* [FRAGMENTO DEL DOCUMENTO]
# # #
Yo, Fernando, Rey y Santo por la gracia del Altísimo y su Bendita Madre, izo a la fecha presente, Lobera y mi voz escrita para honrar a San Antonio Abad, varón de áspera penitencia y corazón anchuroso, guardián humilde de las criaturas que no hablan, pero sienten; que no gobiernan, pero acompañan y dando tanto amor que nos instauramos en el carácter imposible de la comprensión humana.
San Antonio, anacoreta del desierto y patriarca del silencio, entendió antes que muchos que el mundo no fue entregado al hombre para su tiranía, sino para su custodia. A su vera, el animal no fue siervo ni adorno, sino hermano menor en la creación, compañero fiel en la intemperie de la existencia. Bajo su amparo, el cerdo dejó de ser simple sustento y pasó a ser símbolo; la bestia se volvió enseñanza y la mansedumbre, doctrina.
Y cómo no recordar, en esta Sevilla mía —noble, antigua y fragante de historia— a mi anhelado lagarto, saurio sempiterno de la Santa y Metropolitana Iglesia Catedral, criatura fabulosa que cuelga entre la fe y la leyenda como testigo inmóvil del asombro. No importa si fue dragón, cocodrilo o quimera traída de lejanías: lo cierto es que Sevilla lo adoptó como signo de que incluso lo extraño puede hallar cobijo bajo bóvedas sagradas. Aquel animal suspendido nos recuerda que la ciudad no solo se edificó con piedra y rezo, sino también con relato, con temor y con ternura.
Mas no son solo los seres extraordinarios los que hoy convoco, sino todos aquellos animales que, sin ruido ni gloria, son, han sido y serán fieles amigos de la humanidad: el perro que guarda, el caballo que lleva, el gato que mima y ronronea, el buey que labra, el ave que anuncia la aurora y hasta el más pequeño de los seres que, con su humilde latido, sostiene el equilibrio del mundo. Ellos han compartido guerras y hambres, caminos y hogares, sin exigir más recompensa que una caricia o un rincón de sombra.
# # #
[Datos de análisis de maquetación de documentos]

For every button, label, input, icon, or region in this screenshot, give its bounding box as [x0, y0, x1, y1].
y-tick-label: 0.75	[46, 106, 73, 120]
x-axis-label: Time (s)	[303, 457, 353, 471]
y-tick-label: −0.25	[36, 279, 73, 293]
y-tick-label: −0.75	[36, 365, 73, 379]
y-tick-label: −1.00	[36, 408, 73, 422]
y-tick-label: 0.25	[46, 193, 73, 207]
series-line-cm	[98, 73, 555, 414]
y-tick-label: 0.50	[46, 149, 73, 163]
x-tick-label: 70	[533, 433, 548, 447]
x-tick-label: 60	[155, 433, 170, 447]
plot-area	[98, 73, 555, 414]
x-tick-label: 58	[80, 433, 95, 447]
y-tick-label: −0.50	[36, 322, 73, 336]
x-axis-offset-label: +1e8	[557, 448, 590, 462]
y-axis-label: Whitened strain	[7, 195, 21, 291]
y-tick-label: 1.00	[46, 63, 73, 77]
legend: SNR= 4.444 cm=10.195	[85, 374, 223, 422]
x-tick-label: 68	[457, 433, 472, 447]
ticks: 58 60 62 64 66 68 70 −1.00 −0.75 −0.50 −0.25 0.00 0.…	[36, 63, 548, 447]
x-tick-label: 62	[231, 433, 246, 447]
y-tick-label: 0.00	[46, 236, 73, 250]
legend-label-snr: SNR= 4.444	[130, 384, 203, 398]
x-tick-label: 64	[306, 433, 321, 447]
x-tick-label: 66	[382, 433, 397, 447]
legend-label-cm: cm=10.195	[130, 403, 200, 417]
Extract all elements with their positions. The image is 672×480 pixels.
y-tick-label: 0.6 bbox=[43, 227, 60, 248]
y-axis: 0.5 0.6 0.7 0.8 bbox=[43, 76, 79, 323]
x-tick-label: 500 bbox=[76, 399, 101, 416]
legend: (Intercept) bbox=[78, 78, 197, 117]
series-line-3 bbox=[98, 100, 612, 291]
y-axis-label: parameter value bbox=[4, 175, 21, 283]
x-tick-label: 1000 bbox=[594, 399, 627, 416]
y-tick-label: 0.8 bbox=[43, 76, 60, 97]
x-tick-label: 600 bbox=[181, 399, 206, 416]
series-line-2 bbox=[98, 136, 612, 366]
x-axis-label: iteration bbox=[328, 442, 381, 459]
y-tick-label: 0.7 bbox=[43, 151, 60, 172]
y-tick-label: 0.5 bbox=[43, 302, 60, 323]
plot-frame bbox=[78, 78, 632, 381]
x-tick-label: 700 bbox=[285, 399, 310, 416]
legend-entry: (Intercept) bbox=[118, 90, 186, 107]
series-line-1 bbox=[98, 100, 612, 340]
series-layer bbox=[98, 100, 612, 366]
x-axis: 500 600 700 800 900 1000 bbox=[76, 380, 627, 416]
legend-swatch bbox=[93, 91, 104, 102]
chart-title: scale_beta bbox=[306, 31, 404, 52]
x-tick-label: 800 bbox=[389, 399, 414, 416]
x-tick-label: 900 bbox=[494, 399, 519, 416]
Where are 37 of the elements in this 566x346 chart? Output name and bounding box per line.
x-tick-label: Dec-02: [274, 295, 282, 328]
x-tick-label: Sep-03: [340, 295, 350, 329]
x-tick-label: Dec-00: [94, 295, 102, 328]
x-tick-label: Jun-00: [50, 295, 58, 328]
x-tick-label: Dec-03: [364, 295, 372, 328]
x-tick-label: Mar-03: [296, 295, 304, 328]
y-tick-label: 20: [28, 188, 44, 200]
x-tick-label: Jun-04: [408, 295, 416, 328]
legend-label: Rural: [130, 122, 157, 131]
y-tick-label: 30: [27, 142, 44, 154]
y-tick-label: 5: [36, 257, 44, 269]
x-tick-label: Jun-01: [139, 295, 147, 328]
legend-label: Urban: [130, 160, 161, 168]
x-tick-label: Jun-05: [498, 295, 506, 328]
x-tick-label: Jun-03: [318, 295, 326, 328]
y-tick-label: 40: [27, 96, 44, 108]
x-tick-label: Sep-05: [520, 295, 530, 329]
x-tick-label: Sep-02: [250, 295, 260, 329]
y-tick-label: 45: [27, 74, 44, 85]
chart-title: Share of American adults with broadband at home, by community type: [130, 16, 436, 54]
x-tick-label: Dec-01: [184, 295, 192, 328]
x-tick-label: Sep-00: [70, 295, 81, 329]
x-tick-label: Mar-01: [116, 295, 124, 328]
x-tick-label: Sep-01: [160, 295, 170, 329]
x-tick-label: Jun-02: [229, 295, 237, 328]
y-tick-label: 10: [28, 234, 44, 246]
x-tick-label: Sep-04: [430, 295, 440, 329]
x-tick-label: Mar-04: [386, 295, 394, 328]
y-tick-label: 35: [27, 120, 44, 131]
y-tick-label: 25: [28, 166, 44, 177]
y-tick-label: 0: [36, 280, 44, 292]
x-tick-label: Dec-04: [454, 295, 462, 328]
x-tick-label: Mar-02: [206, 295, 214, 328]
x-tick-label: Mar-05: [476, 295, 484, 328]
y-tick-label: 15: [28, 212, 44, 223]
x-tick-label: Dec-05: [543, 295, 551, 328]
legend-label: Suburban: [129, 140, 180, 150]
# # #
* [TAREAS DEL EJERCICIO]
**a)** En el texto en honor a San Antonio Abad, ¿qué animal dejó de ser simple sustento y pasó a ser símbolo?
**b)** Imprime sin cambios el pasaje del texto en honor a San Antonio Abad desde "Y cómo no recordar, en" hasta "y con ternura.".

* [RESULTADOS EN ORDEN]
**a)** El cerdo.

**b)**
Y cómo no recordar, en esta Sevilla mía —noble, antigua y fragante de historia— a mi anhelado lagarto, saurio sempiterno de la Santa y Metropolitana Iglesia Catedral, criatura fabulosa que cuelga entre la fe y la leyenda como testigo inmóvil del asombro. No importa si fue dragón, cocodrilo o quimera traída de lejanías: lo cierto es que Sevilla lo adoptó como signo de que incluso lo extraño puede hallar cobijo bajo bóvedas sagradas. Aquel animal suspendido nos recuerda que la ciudad no solo se edificó con piedra y rezo, sino también con relato, con temor y con ternura.